Work to be completed:
Count how many lines mention the word "Accuracy". Write that number alone.

[Stored data]

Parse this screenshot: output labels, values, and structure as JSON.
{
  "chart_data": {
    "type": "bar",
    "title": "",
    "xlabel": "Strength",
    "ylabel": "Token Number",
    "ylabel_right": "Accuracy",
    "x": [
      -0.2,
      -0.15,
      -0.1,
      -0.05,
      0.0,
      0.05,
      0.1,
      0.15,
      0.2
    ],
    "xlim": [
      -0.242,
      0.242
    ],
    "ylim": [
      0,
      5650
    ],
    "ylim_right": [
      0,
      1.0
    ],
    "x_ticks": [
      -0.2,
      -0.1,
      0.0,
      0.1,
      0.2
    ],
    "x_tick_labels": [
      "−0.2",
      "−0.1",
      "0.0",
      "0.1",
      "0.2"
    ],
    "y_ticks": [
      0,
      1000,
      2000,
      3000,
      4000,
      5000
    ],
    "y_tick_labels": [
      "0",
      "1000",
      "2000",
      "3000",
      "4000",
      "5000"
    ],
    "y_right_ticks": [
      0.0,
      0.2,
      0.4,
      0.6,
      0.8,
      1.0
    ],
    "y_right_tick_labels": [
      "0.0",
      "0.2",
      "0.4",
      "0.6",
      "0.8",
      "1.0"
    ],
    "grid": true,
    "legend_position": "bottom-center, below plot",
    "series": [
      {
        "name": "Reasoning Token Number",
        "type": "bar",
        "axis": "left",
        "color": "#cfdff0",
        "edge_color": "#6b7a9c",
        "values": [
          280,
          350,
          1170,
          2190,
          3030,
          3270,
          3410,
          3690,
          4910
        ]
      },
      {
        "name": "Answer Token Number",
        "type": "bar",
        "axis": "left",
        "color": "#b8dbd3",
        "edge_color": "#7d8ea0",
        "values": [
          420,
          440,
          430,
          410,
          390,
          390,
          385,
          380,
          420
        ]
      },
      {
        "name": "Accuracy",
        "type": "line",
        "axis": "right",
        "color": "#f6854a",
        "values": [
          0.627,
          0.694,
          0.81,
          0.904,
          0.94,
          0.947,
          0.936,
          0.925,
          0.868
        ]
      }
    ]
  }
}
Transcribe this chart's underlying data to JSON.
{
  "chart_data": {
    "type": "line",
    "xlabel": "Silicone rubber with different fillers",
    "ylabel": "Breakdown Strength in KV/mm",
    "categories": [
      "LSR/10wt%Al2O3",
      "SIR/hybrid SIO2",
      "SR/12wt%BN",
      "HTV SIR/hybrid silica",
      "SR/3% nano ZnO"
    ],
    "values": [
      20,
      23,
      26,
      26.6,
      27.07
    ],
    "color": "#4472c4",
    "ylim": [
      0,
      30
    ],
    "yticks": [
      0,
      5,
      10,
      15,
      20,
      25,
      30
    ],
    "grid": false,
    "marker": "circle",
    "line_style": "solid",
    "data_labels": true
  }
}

Written response:
2